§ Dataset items

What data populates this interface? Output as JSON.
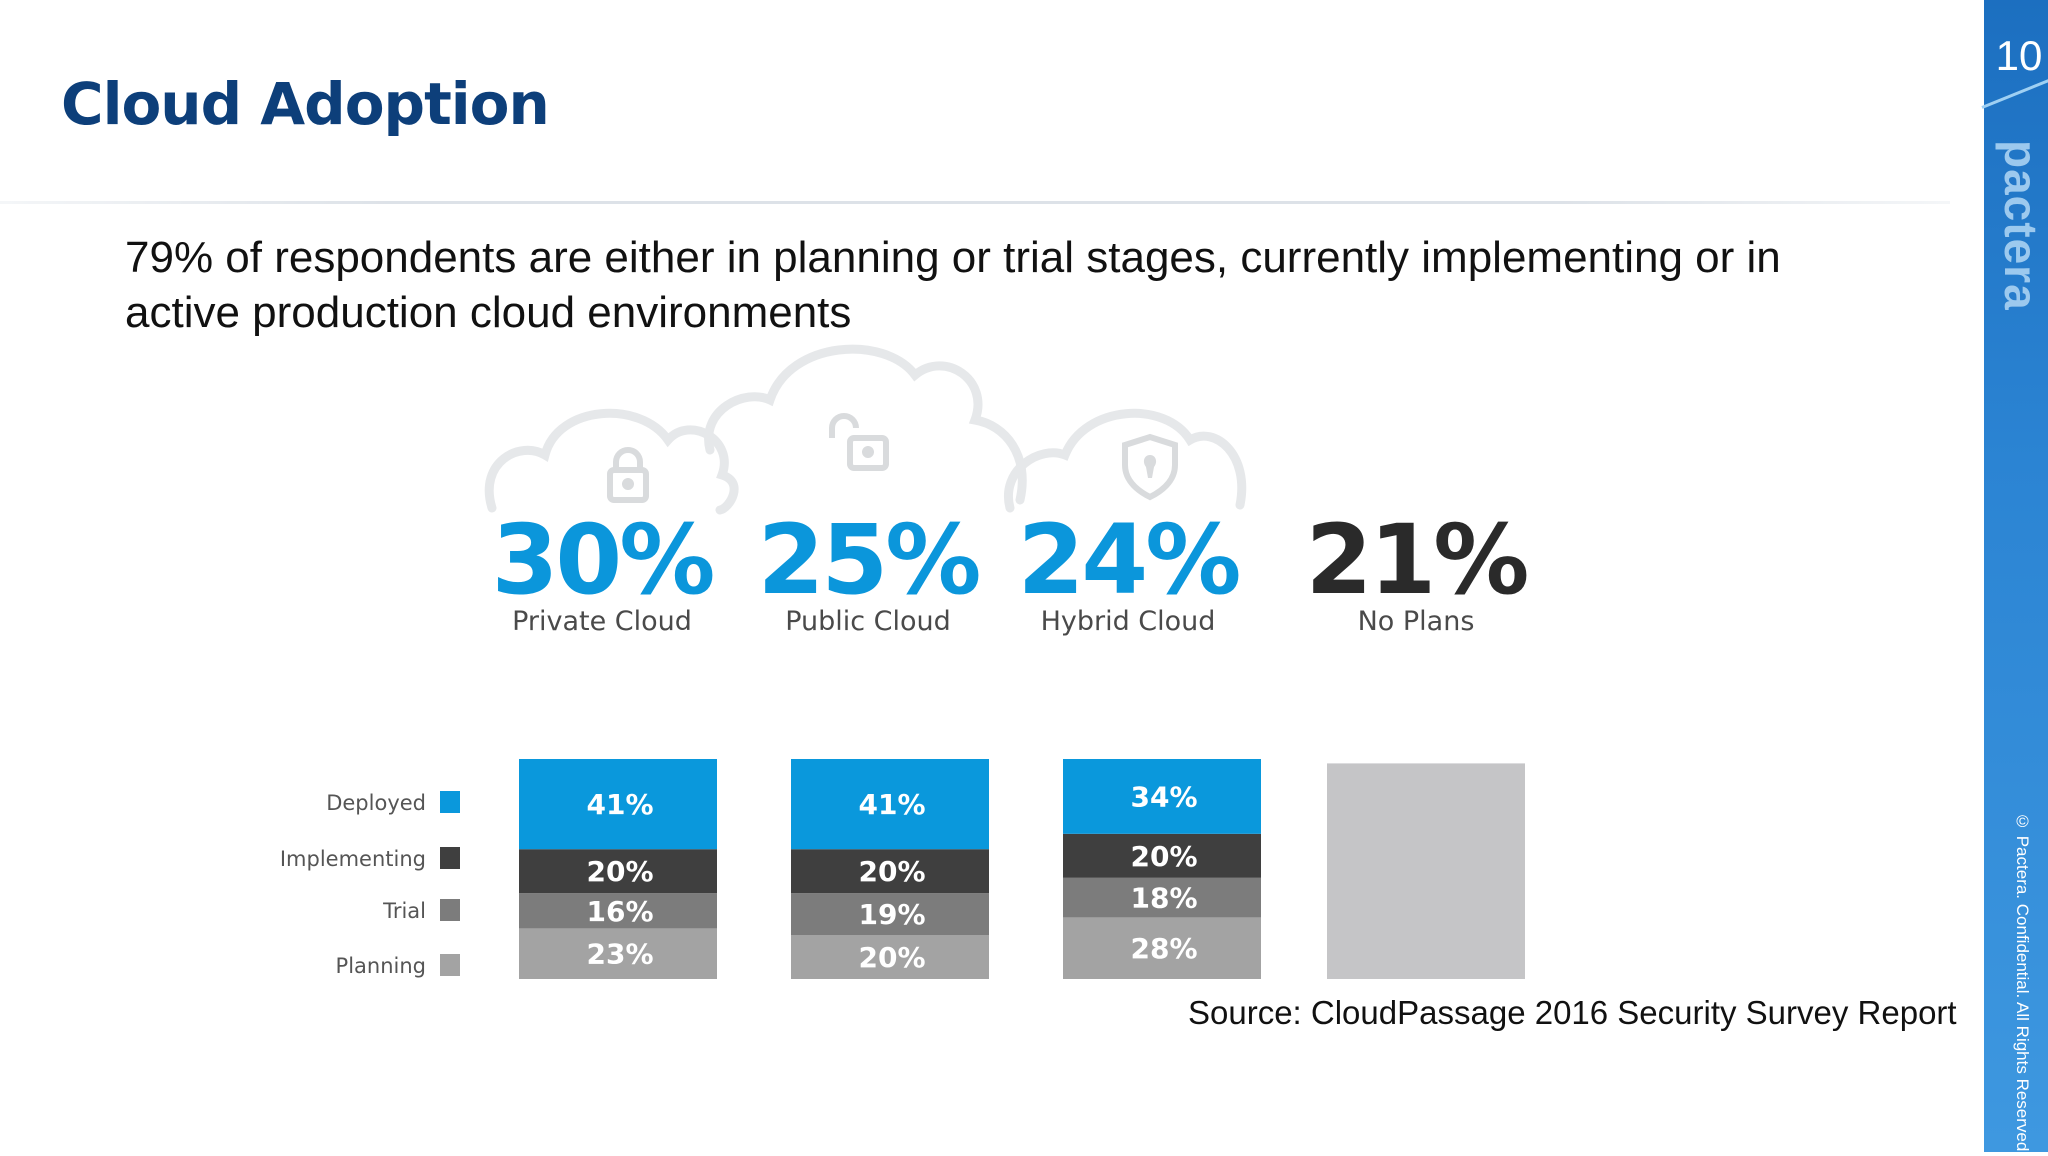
{
  "slide": {
    "title": "Cloud Adoption",
    "subtitle": "79% of respondents are either in planning or trial stages, currently implementing or in active production cloud environments",
    "page_number": "10",
    "logo_text": "pactera",
    "copyright": "© Pactera. Confidential. All Rights Reserved.",
    "source": "Source: CloudPassage 2016 Security Survey Report"
  },
  "colors": {
    "title": "#0d3f7a",
    "accent_blue": "#0b96db",
    "no_plans_figure": "#2a2a2a",
    "side_strip": "#2b84d3"
  },
  "icons": [
    "lock-icon",
    "unlock-icon",
    "shield-icon"
  ],
  "chart_data": {
    "type": "bar",
    "stacked": true,
    "headline_categories": [
      {
        "percent": "30%",
        "label": "Private Cloud",
        "color": "#0b96db",
        "icon": "lock-icon"
      },
      {
        "percent": "25%",
        "label": "Public Cloud",
        "color": "#0b96db",
        "icon": "unlock-icon"
      },
      {
        "percent": "24%",
        "label": "Hybrid Cloud",
        "color": "#0b96db",
        "icon": "shield-icon"
      },
      {
        "percent": "21%",
        "label": "No Plans",
        "color": "#2a2a2a",
        "icon": null
      }
    ],
    "categories": [
      "Private Cloud",
      "Public Cloud",
      "Hybrid Cloud",
      "No Plans"
    ],
    "series": [
      {
        "name": "Deployed",
        "color": "#0a98dc",
        "values": [
          41,
          41,
          34,
          null
        ],
        "labels": [
          "41%",
          "41%",
          "34%",
          ""
        ]
      },
      {
        "name": "Implementing",
        "color": "#3f3f3f",
        "values": [
          20,
          20,
          20,
          null
        ],
        "labels": [
          "20%",
          "20%",
          "20%",
          ""
        ]
      },
      {
        "name": "Trial",
        "color": "#7c7c7c",
        "values": [
          16,
          19,
          18,
          null
        ],
        "labels": [
          "16%",
          "19%",
          "18%",
          ""
        ]
      },
      {
        "name": "Planning",
        "color": "#a3a3a3",
        "values": [
          23,
          20,
          28,
          null
        ],
        "labels": [
          "23%",
          "20%",
          "28%",
          ""
        ]
      }
    ],
    "no_plans_bar_color": "#c5c5c7",
    "legend_position": "left"
  }
}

§ WRITTEN INSTRUCTION
Return every line above in which the string "percent" occurs.

§ ANSWER TO THIS PROBLEM
        "percent": "30%",
        "percent": "25%",
        "percent": "24%",
        "percent": "21%",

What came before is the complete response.